▸ PROBLEM STATEMENT
Each line that follows is to be retyped exactly.

— Begin DATA FOR THE TASK —

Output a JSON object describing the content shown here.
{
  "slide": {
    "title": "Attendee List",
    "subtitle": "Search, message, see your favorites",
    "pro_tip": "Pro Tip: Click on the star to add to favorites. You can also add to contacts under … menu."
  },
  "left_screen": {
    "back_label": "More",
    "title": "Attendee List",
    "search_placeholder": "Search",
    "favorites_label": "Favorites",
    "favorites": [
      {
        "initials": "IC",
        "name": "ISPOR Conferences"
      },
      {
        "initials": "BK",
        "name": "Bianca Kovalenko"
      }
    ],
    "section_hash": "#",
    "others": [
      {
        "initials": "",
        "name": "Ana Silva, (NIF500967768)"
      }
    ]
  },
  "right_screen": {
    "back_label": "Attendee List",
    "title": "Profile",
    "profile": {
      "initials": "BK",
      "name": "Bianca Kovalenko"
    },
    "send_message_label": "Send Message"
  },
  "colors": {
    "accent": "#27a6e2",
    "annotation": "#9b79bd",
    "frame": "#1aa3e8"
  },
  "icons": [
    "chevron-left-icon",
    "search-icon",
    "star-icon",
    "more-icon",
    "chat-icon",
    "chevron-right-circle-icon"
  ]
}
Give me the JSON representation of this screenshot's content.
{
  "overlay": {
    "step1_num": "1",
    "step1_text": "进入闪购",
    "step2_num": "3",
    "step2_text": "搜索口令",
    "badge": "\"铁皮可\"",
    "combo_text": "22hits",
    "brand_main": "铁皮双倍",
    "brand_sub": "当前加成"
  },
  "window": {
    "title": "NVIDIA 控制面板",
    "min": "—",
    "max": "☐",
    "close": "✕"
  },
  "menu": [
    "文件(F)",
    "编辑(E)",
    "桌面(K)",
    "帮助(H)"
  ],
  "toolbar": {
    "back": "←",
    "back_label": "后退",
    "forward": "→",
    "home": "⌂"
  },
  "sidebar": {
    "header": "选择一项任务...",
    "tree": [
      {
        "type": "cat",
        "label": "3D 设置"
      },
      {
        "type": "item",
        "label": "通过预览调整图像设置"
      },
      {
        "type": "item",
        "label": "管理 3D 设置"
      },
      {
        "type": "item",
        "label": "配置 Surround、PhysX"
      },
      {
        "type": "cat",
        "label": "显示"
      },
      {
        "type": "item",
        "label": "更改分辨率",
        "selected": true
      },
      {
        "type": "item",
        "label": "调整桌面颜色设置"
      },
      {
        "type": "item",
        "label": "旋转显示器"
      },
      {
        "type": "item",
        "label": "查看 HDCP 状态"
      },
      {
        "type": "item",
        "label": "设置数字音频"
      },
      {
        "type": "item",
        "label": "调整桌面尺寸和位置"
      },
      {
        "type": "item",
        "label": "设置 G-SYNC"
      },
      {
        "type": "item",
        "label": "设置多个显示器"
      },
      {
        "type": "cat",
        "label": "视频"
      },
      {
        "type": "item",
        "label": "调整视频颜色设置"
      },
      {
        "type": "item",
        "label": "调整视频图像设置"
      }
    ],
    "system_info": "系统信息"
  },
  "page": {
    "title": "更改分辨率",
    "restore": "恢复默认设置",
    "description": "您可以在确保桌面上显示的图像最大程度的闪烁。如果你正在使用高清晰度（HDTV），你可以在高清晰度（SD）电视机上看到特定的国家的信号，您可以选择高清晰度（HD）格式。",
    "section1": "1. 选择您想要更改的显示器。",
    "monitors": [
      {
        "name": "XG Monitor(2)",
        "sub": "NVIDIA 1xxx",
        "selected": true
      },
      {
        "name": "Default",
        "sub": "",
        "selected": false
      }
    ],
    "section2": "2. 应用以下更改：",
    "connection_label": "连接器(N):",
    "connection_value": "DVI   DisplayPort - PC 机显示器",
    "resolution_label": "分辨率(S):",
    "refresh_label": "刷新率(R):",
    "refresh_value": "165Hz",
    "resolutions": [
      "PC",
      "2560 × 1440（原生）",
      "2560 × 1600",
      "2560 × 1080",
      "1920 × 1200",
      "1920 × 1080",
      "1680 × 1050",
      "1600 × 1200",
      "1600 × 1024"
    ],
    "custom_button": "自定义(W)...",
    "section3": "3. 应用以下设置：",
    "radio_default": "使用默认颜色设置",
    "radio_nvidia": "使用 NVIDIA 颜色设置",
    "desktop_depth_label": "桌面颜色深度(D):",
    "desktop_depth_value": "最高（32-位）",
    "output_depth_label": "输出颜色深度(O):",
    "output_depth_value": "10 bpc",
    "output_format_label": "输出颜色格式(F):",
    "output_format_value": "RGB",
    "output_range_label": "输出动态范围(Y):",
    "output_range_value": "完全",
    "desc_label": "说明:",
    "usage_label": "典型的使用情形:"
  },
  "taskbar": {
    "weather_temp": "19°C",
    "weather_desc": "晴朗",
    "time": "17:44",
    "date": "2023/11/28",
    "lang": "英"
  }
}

— End DATA FOR THE TASK —

▸ OUTPUT OF THE EXERCISE
Output a JSON object describing the content shown here.
{
  "slide": {
    "title": "Attendee List",
    "subtitle": "Search, message, see your favorites",
    "pro_tip": "Pro Tip: Click on the star to add to favorites. You can also add to contacts under … menu."
  },
  "left_screen": {
    "back_label": "More",
    "title": "Attendee List",
    "search_placeholder": "Search",
    "favorites_label": "Favorites",
    "favorites": [
      {
        "initials": "IC",
        "name": "ISPOR Conferences"
      },
      {
        "initials": "BK",
        "name": "Bianca Kovalenko"
      }
    ],
    "section_hash": "#",
    "others": [
      {
        "initials": "",
        "name": "Ana Silva, (NIF500967768)"
      }
    ]
  },
  "right_screen": {
    "back_label": "Attendee List",
    "title": "Profile",
    "profile": {
      "initials": "BK",
      "name": "Bianca Kovalenko"
    },
    "send_message_label": "Send Message"
  },
  "colors": {
    "accent": "#27a6e2",
    "annotation": "#9b79bd",
    "frame": "#1aa3e8"
  },
  "icons": [
    "chevron-left-icon",
    "search-icon",
    "star-icon",
    "more-icon",
    "chat-icon",
    "chevron-right-circle-icon"
  ]
}
Give me the JSON representation of this screenshot's content.
{
  "overlay": {
    "step1_num": "1",
    "step1_text": "进入闪购",
    "step2_num": "3",
    "step2_text": "搜索口令",
    "badge": "\"铁皮可\"",
    "combo_text": "22hits",
    "brand_main": "铁皮双倍",
    "brand_sub": "当前加成"
  },
  "window": {
    "title": "NVIDIA 控制面板",
    "min": "—",
    "max": "☐",
    "close": "✕"
  },
  "menu": [
    "文件(F)",
    "编辑(E)",
    "桌面(K)",
    "帮助(H)"
  ],
  "toolbar": {
    "back": "←",
    "back_label": "后退",
    "forward": "→",
    "home": "⌂"
  },
  "sidebar": {
    "header": "选择一项任务...",
    "tree": [
      {
        "type": "cat",
        "label": "3D 设置"
      },
      {
        "type": "item",
        "label": "通过预览调整图像设置"
      },
      {
        "type": "item",
        "label": "管理 3D 设置"
      },
      {
        "type": "item",
        "label": "配置 Surround、PhysX"
      },
      {
        "type": "cat",
        "label": "显示"
      },
      {
        "type": "item",
        "label": "更改分辨率",
        "selected": true
      },
      {
        "type": "item",
        "label": "调整桌面颜色设置"
      },
      {
        "type": "item",
        "label": "旋转显示器"
      },
      {
        "type": "item",
        "label": "查看 HDCP 状态"
      },
      {
        "type": "item",
        "label": "设置数字音频"
      },
      {
        "type": "item",
        "label": "调整桌面尺寸和位置"
      },
      {
        "type": "item",
        "label": "设置 G-SYNC"
      },
      {
        "type": "item",
        "label": "设置多个显示器"
      },
      {
        "type": "cat",
        "label": "视频"
      },
      {
        "type": "item",
        "label": "调整视频颜色设置"
      },
      {
        "type": "item",
        "label": "调整视频图像设置"
      }
    ],
    "system_info": "系统信息"
  },
  "page": {
    "title": "更改分辨率",
    "restore": "恢复默认设置",
    "description": "您可以在确保桌面上显示的图像最大程度的闪烁。如果你正在使用高清晰度（HDTV），你可以在高清晰度（SD）电视机上看到特定的国家的信号，您可以选择高清晰度（HD）格式。",
    "section1": "1. 选择您想要更改的显示器。",
    "monitors": [
      {
        "name": "XG Monitor(2)",
        "sub": "NVIDIA 1xxx",
        "selected": true
      },
      {
        "name": "Default",
        "sub": "",
        "selected": false
      }
    ],
    "section2": "2. 应用以下更改：",
    "connection_label": "连接器(N):",
    "connection_value": "DVI   DisplayPort - PC 机显示器",
    "resolution_label": "分辨率(S):",
    "refresh_label": "刷新率(R):",
    "refresh_value": "165Hz",
    "resolutions": [
      "PC",
      "2560 × 1440（原生）",
      "2560 × 1600",
      "2560 × 1080",
      "1920 × 1200",
      "1920 × 1080",
      "1680 × 1050",
      "1600 × 1200",
      "1600 × 1024"
    ],
    "custom_button": "自定义(W)...",
    "section3": "3. 应用以下设置：",
    "radio_default": "使用默认颜色设置",
    "radio_nvidia": "使用 NVIDIA 颜色设置",
    "desktop_depth_label": "桌面颜色深度(D):",
    "desktop_depth_value": "最高（32-位）",
    "output_depth_label": "输出颜色深度(O):",
    "output_depth_value": "10 bpc",
    "output_format_label": "输出颜色格式(F):",
    "output_format_value": "RGB",
    "output_range_label": "输出动态范围(Y):",
    "output_range_value": "完全",
    "desc_label": "说明:",
    "usage_label": "典型的使用情形:"
  },
  "taskbar": {
    "weather_temp": "19°C",
    "weather_desc": "晴朗",
    "time": "17:44",
    "date": "2023/11/28",
    "lang": "英"
  }
}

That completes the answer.